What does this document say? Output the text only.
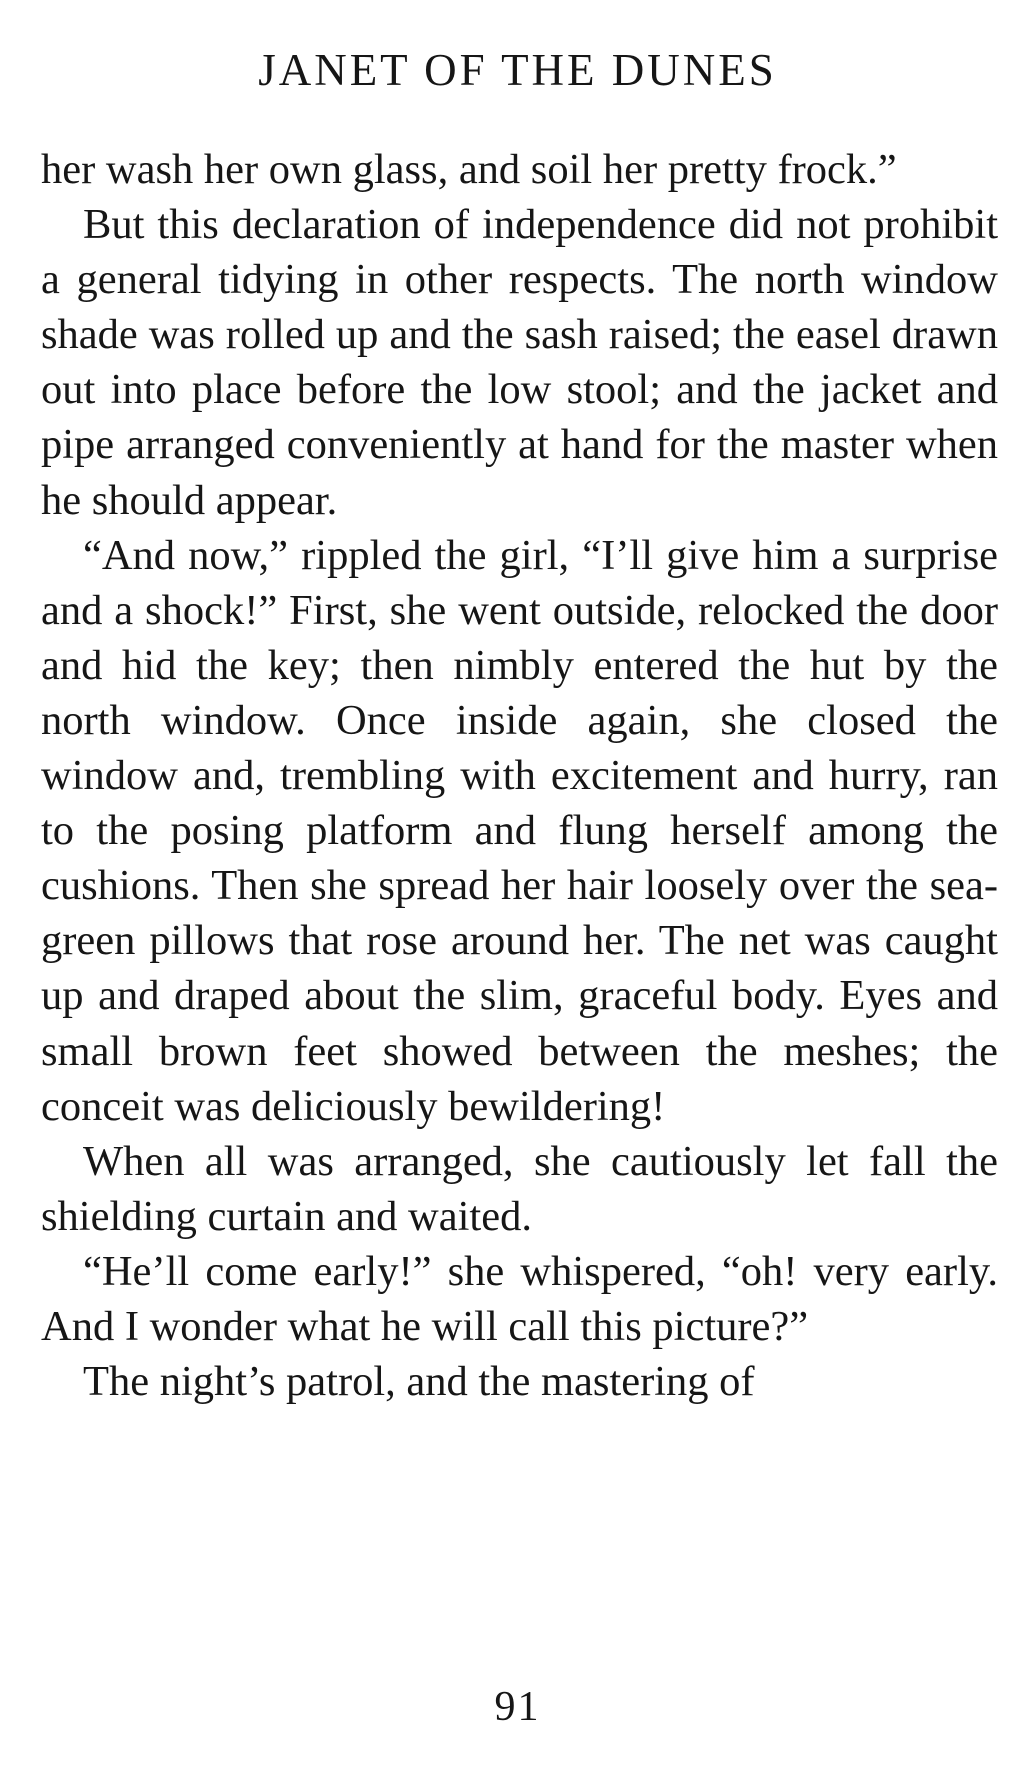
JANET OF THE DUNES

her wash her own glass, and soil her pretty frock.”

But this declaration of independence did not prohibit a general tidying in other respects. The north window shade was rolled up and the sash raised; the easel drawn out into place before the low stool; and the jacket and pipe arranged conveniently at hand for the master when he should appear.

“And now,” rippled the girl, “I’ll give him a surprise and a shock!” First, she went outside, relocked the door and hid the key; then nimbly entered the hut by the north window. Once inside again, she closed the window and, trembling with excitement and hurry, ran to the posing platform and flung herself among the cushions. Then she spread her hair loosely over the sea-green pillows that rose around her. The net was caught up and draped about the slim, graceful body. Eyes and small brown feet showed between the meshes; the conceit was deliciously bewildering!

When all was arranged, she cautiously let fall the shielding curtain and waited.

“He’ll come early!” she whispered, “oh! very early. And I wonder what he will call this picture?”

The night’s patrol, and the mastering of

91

------------------------

▶ **OBJECTIVE**
Reproduce all entries without any change, and omit the pictures.

▶ **FINISHED TASK**
What does this document say? Output the text only.
JANET OF THE DUNES

her wash her own glass, and soil her pretty frock.”

But this declaration of independence did not prohibit a general tidying in other respects. The north window shade was rolled up and the sash raised; the easel drawn out into place before the low stool; and the jacket and pipe arranged conveniently at hand for the master when he should appear.

“And now,” rippled the girl, “I’ll give him a surprise and a shock!” First, she went outside, relocked the door and hid the key; then nimbly entered the hut by the north window. Once inside again, she closed the window and, trembling with excitement and hurry, ran to the posing platform and flung herself among the cushions. Then she spread her hair loosely over the sea-green pillows that rose around her. The net was caught up and draped about the slim, graceful body. Eyes and small brown feet showed between the meshes; the conceit was deliciously bewildering!

When all was arranged, she cautiously let fall the shielding curtain and waited.

“He’ll come early!” she whispered, “oh! very early. And I wonder what he will call this picture?”

The night’s patrol, and the mastering of

91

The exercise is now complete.